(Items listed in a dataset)
--------------------------------------------------
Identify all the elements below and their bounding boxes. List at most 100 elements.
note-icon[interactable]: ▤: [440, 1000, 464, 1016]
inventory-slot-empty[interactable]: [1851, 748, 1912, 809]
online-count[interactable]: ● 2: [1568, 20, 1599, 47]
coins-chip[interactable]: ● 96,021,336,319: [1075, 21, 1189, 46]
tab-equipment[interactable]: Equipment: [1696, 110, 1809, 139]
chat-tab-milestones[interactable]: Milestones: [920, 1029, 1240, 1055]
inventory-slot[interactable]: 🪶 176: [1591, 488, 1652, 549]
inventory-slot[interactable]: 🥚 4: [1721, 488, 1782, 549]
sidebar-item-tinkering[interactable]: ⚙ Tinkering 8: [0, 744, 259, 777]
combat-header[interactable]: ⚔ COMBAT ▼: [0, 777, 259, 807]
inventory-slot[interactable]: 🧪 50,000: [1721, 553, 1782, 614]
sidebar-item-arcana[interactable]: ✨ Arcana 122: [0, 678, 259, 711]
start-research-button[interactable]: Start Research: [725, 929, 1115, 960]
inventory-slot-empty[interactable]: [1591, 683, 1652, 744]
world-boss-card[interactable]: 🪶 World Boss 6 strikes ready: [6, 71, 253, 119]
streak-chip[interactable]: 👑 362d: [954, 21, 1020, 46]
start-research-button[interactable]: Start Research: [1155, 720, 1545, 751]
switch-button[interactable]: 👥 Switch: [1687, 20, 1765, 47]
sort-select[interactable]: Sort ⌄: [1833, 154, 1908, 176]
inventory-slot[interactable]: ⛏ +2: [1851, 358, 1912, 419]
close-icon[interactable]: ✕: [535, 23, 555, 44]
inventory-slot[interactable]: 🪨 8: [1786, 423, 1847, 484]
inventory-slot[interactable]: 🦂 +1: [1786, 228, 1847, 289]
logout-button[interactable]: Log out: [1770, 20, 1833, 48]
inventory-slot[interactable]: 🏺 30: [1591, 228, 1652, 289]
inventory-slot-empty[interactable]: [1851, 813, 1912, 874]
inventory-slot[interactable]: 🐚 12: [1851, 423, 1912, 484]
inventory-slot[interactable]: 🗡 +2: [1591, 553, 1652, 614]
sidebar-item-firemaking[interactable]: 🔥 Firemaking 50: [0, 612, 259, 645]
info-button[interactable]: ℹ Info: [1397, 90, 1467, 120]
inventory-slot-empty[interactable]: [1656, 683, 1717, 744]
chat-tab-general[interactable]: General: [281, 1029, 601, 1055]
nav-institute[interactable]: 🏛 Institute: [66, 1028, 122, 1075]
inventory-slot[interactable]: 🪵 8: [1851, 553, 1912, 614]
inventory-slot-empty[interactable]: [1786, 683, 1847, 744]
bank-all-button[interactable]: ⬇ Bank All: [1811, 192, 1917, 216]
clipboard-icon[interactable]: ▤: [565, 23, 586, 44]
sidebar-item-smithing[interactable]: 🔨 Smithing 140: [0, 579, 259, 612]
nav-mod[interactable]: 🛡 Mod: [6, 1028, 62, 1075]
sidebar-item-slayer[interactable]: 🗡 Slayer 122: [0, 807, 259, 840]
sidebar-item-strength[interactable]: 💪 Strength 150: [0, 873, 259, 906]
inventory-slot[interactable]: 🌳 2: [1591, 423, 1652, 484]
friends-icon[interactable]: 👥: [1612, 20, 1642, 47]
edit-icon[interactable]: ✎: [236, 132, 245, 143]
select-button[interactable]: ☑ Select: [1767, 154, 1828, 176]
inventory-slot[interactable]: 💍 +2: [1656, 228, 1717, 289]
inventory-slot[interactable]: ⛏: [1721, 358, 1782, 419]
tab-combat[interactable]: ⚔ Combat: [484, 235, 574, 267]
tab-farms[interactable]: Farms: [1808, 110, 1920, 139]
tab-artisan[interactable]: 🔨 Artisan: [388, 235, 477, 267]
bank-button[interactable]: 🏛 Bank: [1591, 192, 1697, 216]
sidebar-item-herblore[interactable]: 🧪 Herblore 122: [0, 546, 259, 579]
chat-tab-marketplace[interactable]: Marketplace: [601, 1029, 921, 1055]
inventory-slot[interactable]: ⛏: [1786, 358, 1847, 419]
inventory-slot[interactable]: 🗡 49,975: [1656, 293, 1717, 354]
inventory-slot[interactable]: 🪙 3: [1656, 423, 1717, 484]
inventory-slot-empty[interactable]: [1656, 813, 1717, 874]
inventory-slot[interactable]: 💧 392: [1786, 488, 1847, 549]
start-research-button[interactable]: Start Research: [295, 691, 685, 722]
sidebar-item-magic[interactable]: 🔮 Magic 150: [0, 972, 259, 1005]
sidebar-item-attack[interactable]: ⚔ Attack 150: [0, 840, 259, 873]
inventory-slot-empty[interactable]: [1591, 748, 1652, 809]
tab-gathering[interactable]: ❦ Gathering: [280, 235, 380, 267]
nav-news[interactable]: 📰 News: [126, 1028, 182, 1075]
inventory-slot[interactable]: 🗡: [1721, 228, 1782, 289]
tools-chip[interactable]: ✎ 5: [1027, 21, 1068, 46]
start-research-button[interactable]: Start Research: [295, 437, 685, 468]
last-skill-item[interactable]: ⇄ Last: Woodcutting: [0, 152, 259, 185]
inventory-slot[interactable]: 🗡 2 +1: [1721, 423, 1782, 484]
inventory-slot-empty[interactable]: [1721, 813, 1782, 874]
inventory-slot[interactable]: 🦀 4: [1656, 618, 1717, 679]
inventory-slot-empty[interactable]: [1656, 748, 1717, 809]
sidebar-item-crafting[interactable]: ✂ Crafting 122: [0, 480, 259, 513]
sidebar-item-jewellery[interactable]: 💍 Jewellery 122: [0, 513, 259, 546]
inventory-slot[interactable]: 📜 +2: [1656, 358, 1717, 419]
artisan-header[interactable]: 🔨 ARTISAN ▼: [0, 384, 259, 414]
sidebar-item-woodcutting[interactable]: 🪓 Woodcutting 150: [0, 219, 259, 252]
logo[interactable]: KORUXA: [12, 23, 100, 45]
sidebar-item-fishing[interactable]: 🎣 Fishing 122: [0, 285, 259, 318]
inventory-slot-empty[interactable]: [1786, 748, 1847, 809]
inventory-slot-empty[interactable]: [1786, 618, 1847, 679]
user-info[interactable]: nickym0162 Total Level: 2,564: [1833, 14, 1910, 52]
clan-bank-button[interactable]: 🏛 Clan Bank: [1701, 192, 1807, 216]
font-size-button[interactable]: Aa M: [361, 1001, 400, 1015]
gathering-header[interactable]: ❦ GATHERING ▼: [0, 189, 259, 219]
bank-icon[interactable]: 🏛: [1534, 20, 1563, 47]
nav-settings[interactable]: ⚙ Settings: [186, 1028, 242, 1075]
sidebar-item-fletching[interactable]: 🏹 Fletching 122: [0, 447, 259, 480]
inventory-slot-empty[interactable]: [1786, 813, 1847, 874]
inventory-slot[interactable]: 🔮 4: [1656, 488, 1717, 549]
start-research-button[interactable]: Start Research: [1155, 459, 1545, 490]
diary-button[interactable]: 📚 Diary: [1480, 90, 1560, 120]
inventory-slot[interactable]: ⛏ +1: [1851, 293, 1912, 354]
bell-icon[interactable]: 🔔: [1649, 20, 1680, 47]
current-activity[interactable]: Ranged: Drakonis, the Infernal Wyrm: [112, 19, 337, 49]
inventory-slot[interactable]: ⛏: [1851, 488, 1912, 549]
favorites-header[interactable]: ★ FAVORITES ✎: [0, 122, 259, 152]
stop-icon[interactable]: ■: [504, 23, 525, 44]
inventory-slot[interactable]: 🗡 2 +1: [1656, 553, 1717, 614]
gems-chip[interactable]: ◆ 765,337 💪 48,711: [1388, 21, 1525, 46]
--------------------------------------------------
Write out every line of the data above without changing anything.

Identify all the elements below and their bounding boxes. List at most 100 elements.
note-icon[interactable]: ▤: [440, 1000, 464, 1016]
inventory-slot-empty[interactable]: [1851, 748, 1912, 809]
online-count[interactable]: ● 2: [1568, 20, 1599, 47]
coins-chip[interactable]: ● 96,021,336,319: [1075, 21, 1189, 46]
tab-equipment[interactable]: Equipment: [1696, 110, 1809, 139]
chat-tab-milestones[interactable]: Milestones: [920, 1029, 1240, 1055]
inventory-slot[interactable]: 🪶 176: [1591, 488, 1652, 549]
inventory-slot[interactable]: 🥚 4: [1721, 488, 1782, 549]
sidebar-item-tinkering[interactable]: ⚙ Tinkering 8: [0, 744, 259, 777]
combat-header[interactable]: ⚔ COMBAT ▼: [0, 777, 259, 807]
inventory-slot[interactable]: 🧪 50,000: [1721, 553, 1782, 614]
sidebar-item-arcana[interactable]: ✨ Arcana 122: [0, 678, 259, 711]
start-research-button[interactable]: Start Research: [725, 929, 1115, 960]
inventory-slot-empty[interactable]: [1591, 683, 1652, 744]
world-boss-card[interactable]: 🪶 World Boss 6 strikes ready: [6, 71, 253, 119]
streak-chip[interactable]: 👑 362d: [954, 21, 1020, 46]
start-research-button[interactable]: Start Research: [1155, 720, 1545, 751]
switch-button[interactable]: 👥 Switch: [1687, 20, 1765, 47]
sort-select[interactable]: Sort ⌄: [1833, 154, 1908, 176]
inventory-slot[interactable]: ⛏ +2: [1851, 358, 1912, 419]
close-icon[interactable]: ✕: [535, 23, 555, 44]
inventory-slot[interactable]: 🪨 8: [1786, 423, 1847, 484]
inventory-slot[interactable]: 🦂 +1: [1786, 228, 1847, 289]
logout-button[interactable]: Log out: [1770, 20, 1833, 48]
inventory-slot[interactable]: 🏺 30: [1591, 228, 1652, 289]
inventory-slot-empty[interactable]: [1851, 813, 1912, 874]
inventory-slot[interactable]: 🐚 12: [1851, 423, 1912, 484]
inventory-slot[interactable]: 🗡 +2: [1591, 553, 1652, 614]
sidebar-item-firemaking[interactable]: 🔥 Firemaking 50: [0, 612, 259, 645]
info-button[interactable]: ℹ Info: [1397, 90, 1467, 120]
inventory-slot-empty[interactable]: [1656, 683, 1717, 744]
chat-tab-general[interactable]: General: [281, 1029, 601, 1055]
nav-institute[interactable]: 🏛 Institute: [66, 1028, 122, 1075]
inventory-slot[interactable]: 🪵 8: [1851, 553, 1912, 614]
inventory-slot-empty[interactable]: [1786, 683, 1847, 744]
bank-all-button[interactable]: ⬇ Bank All: [1811, 192, 1917, 216]
clipboard-icon[interactable]: ▤: [565, 23, 586, 44]
sidebar-item-smithing[interactable]: 🔨 Smithing 140: [0, 579, 259, 612]
nav-mod[interactable]: 🛡 Mod: [6, 1028, 62, 1075]
sidebar-item-slayer[interactable]: 🗡 Slayer 122: [0, 807, 259, 840]
sidebar-item-strength[interactable]: 💪 Strength 150: [0, 873, 259, 906]
inventory-slot[interactable]: 🌳 2: [1591, 423, 1652, 484]
friends-icon[interactable]: 👥: [1612, 20, 1642, 47]
edit-icon[interactable]: ✎: [236, 132, 245, 143]
select-button[interactable]: ☑ Select: [1767, 154, 1828, 176]
inventory-slot[interactable]: 💍 +2: [1656, 228, 1717, 289]
inventory-slot[interactable]: ⛏: [1721, 358, 1782, 419]
tab-combat[interactable]: ⚔ Combat: [484, 235, 574, 267]
tab-farms[interactable]: Farms: [1808, 110, 1920, 139]
tab-artisan[interactable]: 🔨 Artisan: [388, 235, 477, 267]
bank-button[interactable]: 🏛 Bank: [1591, 192, 1697, 216]
sidebar-item-herblore[interactable]: 🧪 Herblore 122: [0, 546, 259, 579]
chat-tab-marketplace[interactable]: Marketplace: [601, 1029, 921, 1055]
inventory-slot[interactable]: ⛏: [1786, 358, 1847, 419]
inventory-slot[interactable]: 🗡 49,975: [1656, 293, 1717, 354]
inventory-slot[interactable]: 🪙 3: [1656, 423, 1717, 484]
inventory-slot-empty[interactable]: [1656, 813, 1717, 874]
inventory-slot[interactable]: 💧 392: [1786, 488, 1847, 549]
start-research-button[interactable]: Start Research: [295, 691, 685, 722]
sidebar-item-magic[interactable]: 🔮 Magic 150: [0, 972, 259, 1005]
sidebar-item-attack[interactable]: ⚔ Attack 150: [0, 840, 259, 873]
inventory-slot-empty[interactable]: [1591, 748, 1652, 809]
tab-gathering[interactable]: ❦ Gathering: [280, 235, 380, 267]
nav-news[interactable]: 📰 News: [126, 1028, 182, 1075]
inventory-slot[interactable]: 🗡: [1721, 228, 1782, 289]
tools-chip[interactable]: ✎ 5: [1027, 21, 1068, 46]
start-research-button[interactable]: Start Research: [295, 437, 685, 468]
last-skill-item[interactable]: ⇄ Last: Woodcutting: [0, 152, 259, 185]
inventory-slot[interactable]: 🗡 2 +1: [1721, 423, 1782, 484]
inventory-slot-empty[interactable]: [1721, 813, 1782, 874]
inventory-slot[interactable]: 🦀 4: [1656, 618, 1717, 679]
inventory-slot-empty[interactable]: [1656, 748, 1717, 809]
sidebar-item-crafting[interactable]: ✂ Crafting 122: [0, 480, 259, 513]
sidebar-item-jewellery[interactable]: 💍 Jewellery 122: [0, 513, 259, 546]
inventory-slot[interactable]: 📜 +2: [1656, 358, 1717, 419]
artisan-header[interactable]: 🔨 ARTISAN ▼: [0, 384, 259, 414]
sidebar-item-woodcutting[interactable]: 🪓 Woodcutting 150: [0, 219, 259, 252]
logo[interactable]: KORUXA: [12, 23, 100, 45]
sidebar-item-fishing[interactable]: 🎣 Fishing 122: [0, 285, 259, 318]
inventory-slot-empty[interactable]: [1786, 748, 1847, 809]
inventory-slot-empty[interactable]: [1786, 618, 1847, 679]
user-info[interactable]: nickym0162 Total Level: 2,564: [1833, 14, 1910, 52]
clan-bank-button[interactable]: 🏛 Clan Bank: [1701, 192, 1807, 216]
font-size-button[interactable]: Aa M: [361, 1001, 400, 1015]
gathering-header[interactable]: ❦ GATHERING ▼: [0, 189, 259, 219]
bank-icon[interactable]: 🏛: [1534, 20, 1563, 47]
nav-settings[interactable]: ⚙ Settings: [186, 1028, 242, 1075]
sidebar-item-fletching[interactable]: 🏹 Fletching 122: [0, 447, 259, 480]
inventory-slot-empty[interactable]: [1786, 813, 1847, 874]
inventory-slot[interactable]: 🔮 4: [1656, 488, 1717, 549]
start-research-button[interactable]: Start Research: [1155, 459, 1545, 490]
diary-button[interactable]: 📚 Diary: [1480, 90, 1560, 120]
inventory-slot[interactable]: ⛏ +1: [1851, 293, 1912, 354]
bell-icon[interactable]: 🔔: [1649, 20, 1680, 47]
current-activity[interactable]: Ranged: Drakonis, the Infernal Wyrm: [112, 19, 337, 49]
inventory-slot[interactable]: ⛏: [1851, 488, 1912, 549]
favorites-header[interactable]: ★ FAVORITES ✎: [0, 122, 259, 152]
stop-icon[interactable]: ■: [504, 23, 525, 44]
inventory-slot[interactable]: 🗡 2 +1: [1656, 553, 1717, 614]
gems-chip[interactable]: ◆ 765,337 💪 48,711: [1388, 21, 1525, 46]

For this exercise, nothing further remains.